#### Document excerpt:
▽

But these savings, as big as they are, would be dwarfed by the potential gains in life expectancy resulting from a faster approval process. A conservative estimate of the value of each additional year of life expectancy in the United States is $150,000, which translates to some $45 trillion for the population as a whole. From 2000 to 2011, life expectancy increased by 0.182 years annually. Assuming that half that increase is due to new pharmaceuticals, the value of the increase in life expectancy created by the drugs is about $4 trillion a year.
That astonishing number is potentially in play if the overall productivity level at the FDA were to get more in line with those of its fastest divisions. If, for example, one generation of new drugs could be introduced just one year faster, the increase in life expectancy would be worth $4 trillion.
And it's these sorts of numbers that are key to understanding the real value of drugs to patients.The true value to patients may not be the price paid by insurers. Critics might very well wonder whether society can afford a much more efficient FDA –
Data suggest, at least for certain types of drug therapies, that the costs of new medicines may be cheap even at seemingly astronomical prices – if they offset other, larger medical costs.
(Focusing even on costs/savings in the medical sector alone, isn't enough, however. A new drug that costs twice as much as existing treatments, but provides a cure rather than simply disease management might not increase life expectancy, but gains in quality of life and productivity can be significant too. The moral of the story is that simply examining drug costs isn't enough.)
Take for example the public backlash against Gilead's pricing for the blockbuster Hepatitis C drug, Sovaldi, which costs around $84,000 (note – for a more complete cost you would need to add in the cost of ribavirin; Sovaldi is currently only approved as a dual-use therapy) for a full course of treatment (popularly referred to as the $1,000/pill treatment). Understandably, payers, patient groups, and governments are upset about the cost.

△

#### Dataset entries:
▽

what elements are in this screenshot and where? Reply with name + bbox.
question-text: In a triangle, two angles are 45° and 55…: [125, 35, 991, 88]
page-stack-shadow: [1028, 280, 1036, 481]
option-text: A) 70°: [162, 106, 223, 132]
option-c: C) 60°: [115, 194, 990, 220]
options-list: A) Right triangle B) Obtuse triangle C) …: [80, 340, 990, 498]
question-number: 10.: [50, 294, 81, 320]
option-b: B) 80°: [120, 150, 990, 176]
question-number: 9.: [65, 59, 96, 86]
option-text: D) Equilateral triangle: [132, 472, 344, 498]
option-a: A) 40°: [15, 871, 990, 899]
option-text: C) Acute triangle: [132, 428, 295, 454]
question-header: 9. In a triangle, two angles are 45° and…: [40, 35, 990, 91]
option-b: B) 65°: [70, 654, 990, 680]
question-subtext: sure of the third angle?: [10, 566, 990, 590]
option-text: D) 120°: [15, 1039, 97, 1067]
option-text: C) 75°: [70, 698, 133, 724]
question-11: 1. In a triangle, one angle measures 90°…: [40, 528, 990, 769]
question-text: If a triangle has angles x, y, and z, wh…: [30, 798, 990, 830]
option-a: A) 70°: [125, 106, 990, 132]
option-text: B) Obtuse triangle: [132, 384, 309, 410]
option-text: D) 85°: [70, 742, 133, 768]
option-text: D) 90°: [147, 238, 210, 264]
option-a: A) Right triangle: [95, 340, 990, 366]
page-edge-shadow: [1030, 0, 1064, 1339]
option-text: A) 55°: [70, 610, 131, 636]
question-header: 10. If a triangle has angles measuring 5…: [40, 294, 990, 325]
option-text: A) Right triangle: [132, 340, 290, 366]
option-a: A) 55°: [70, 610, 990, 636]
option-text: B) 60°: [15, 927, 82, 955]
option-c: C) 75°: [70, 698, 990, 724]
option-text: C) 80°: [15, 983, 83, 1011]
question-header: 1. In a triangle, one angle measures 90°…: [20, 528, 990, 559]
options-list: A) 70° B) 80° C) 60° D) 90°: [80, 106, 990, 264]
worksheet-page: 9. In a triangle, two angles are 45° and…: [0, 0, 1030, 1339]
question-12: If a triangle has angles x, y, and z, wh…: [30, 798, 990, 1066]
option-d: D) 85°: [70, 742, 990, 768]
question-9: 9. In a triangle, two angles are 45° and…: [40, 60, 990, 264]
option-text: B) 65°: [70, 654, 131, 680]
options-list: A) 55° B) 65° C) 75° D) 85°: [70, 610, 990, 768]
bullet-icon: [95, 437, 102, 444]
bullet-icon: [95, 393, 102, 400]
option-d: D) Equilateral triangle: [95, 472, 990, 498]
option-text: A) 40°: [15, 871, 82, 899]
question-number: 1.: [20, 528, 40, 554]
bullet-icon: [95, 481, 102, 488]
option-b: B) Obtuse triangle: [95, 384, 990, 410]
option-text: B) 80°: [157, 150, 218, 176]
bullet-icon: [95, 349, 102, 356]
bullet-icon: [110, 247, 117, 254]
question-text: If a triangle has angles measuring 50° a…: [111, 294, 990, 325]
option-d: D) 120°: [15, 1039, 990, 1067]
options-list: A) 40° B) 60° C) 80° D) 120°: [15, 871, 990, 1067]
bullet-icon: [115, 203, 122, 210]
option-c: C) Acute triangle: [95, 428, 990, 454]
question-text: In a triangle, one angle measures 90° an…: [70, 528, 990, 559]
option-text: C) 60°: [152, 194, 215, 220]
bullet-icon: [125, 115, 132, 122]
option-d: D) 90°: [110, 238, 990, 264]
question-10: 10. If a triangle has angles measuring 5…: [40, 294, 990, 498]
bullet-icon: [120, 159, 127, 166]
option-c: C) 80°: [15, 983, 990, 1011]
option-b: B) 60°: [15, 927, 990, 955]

△

#### Task requirements:
In the passage on faster drug approval, rename "FDA" as "Food and Drug Administration" and give the text again starting at "That astonishing number" and ending at "worth $4 trillion.".

#### Answer section:
That astonishing number is potentially in play if the overall productivity level at the Food and Drug Administration were to get more in line with those of its fastest divisions. If, for example, one generation of new drugs could be introduced just one year faster, the increase in life expectancy would be worth $4 trillion.